-- Job --
Sift the material for lines containing "this", and return them.

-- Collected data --
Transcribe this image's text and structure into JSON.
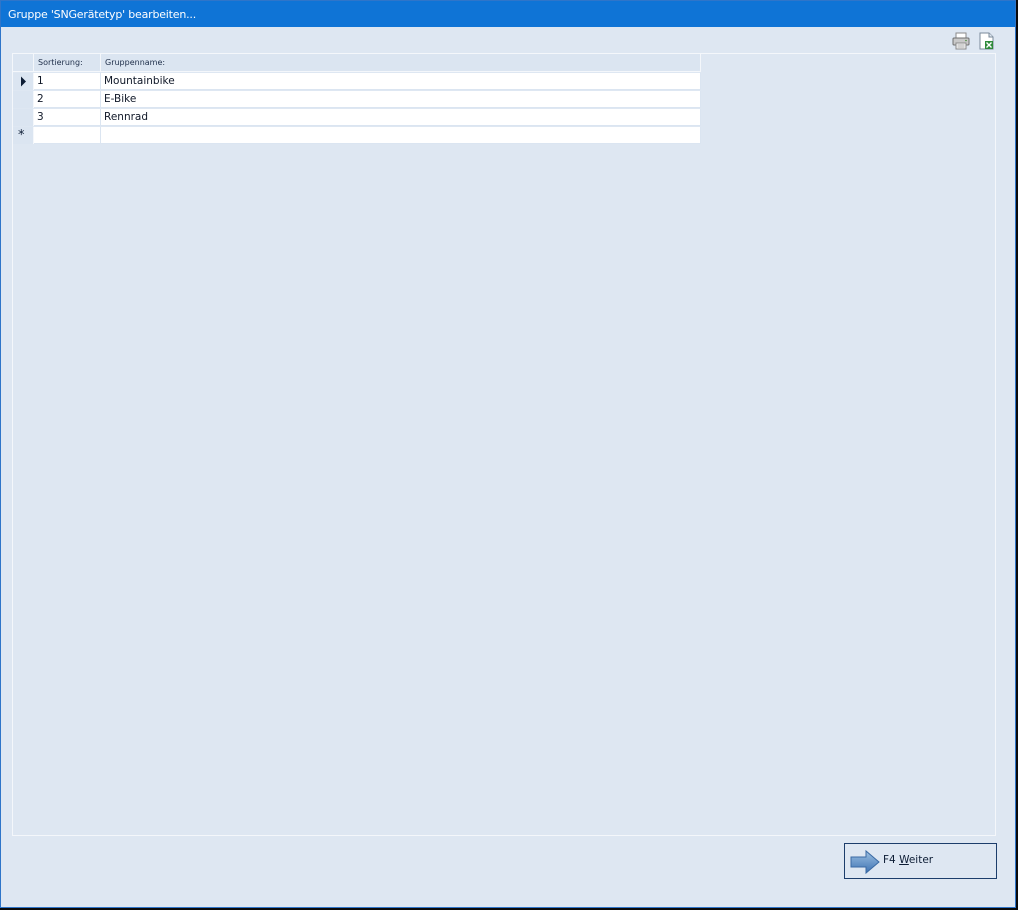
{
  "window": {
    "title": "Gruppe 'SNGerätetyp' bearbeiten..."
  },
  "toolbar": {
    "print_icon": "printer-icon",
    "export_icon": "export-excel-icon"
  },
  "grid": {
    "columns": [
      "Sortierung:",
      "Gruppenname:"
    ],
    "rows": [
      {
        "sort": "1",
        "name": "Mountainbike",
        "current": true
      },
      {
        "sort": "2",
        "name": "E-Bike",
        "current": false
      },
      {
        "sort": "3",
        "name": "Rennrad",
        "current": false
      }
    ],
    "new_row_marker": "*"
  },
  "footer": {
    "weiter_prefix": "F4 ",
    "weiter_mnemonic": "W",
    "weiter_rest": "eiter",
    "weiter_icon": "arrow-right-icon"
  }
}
--
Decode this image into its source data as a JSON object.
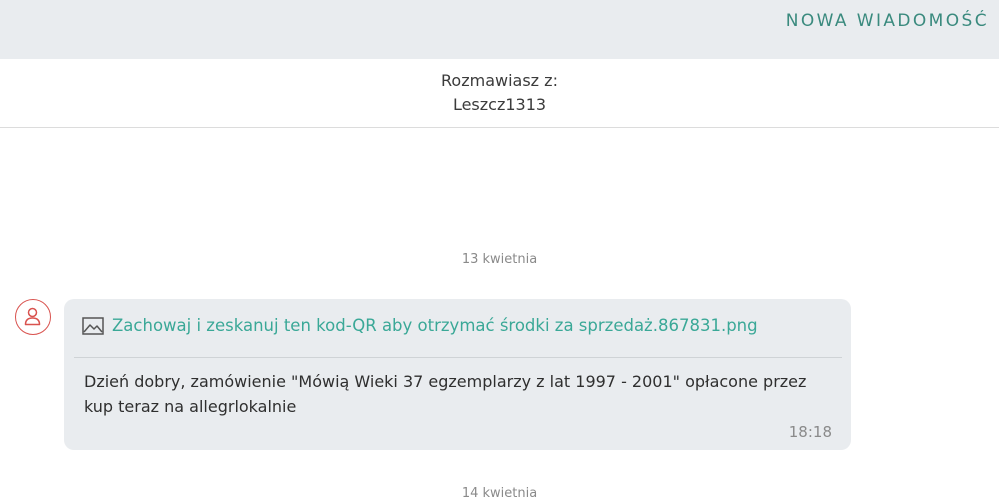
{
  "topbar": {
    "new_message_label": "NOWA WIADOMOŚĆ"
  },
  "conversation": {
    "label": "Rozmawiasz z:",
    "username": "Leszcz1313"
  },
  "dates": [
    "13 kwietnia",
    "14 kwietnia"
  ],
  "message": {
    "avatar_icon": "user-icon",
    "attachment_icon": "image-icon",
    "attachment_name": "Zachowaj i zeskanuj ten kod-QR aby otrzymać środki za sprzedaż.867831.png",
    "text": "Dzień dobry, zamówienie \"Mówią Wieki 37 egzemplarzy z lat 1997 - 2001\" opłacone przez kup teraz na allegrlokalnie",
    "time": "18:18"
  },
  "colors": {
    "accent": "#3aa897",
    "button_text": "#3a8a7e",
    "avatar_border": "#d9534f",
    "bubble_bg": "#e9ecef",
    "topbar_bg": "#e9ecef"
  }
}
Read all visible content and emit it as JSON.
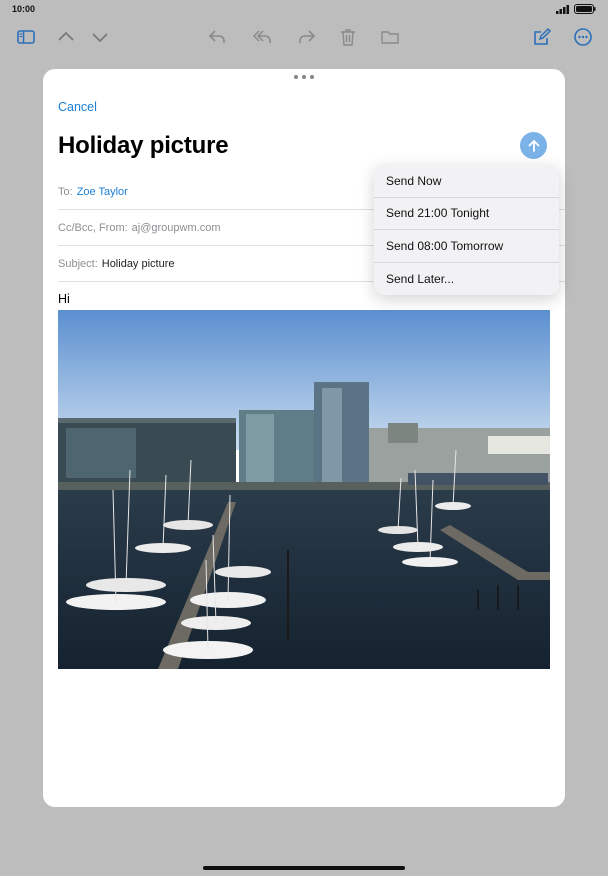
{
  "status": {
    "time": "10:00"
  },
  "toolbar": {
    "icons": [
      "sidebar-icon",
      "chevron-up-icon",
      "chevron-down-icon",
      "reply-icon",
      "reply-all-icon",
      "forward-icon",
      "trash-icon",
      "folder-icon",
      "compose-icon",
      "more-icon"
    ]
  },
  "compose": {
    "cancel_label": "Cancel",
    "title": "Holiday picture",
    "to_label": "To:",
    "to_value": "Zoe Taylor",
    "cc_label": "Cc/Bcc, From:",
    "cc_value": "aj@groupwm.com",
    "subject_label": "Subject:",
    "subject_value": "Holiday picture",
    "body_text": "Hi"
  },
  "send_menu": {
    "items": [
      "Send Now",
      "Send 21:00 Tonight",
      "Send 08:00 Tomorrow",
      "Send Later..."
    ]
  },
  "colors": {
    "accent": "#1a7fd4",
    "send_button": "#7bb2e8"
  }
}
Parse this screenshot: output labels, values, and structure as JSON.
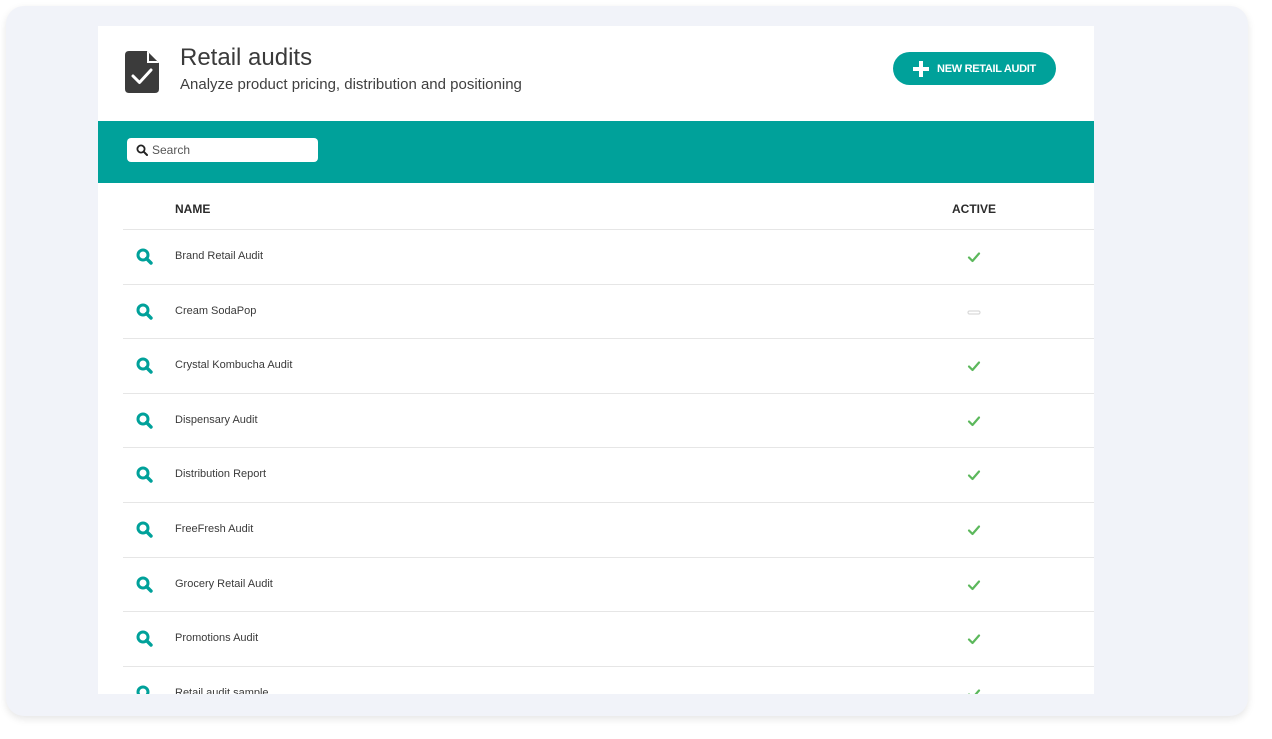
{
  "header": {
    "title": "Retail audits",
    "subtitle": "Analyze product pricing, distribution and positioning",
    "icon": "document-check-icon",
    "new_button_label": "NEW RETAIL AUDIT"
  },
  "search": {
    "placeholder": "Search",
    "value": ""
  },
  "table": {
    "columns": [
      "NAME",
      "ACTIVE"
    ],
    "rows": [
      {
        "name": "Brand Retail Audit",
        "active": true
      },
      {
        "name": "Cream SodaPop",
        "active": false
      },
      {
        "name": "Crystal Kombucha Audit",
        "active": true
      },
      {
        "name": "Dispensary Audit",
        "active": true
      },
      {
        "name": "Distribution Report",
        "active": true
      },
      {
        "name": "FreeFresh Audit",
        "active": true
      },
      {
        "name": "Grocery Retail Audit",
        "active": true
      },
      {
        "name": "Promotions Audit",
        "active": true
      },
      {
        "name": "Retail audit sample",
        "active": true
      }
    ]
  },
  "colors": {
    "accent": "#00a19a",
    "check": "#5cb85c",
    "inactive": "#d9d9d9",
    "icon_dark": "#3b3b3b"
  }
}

-- Reply --
Transcribe this image's text and structure into JSON.
Decode this image into its source data as a JSON object.
Parse this screenshot: output labels, values, and structure as JSON.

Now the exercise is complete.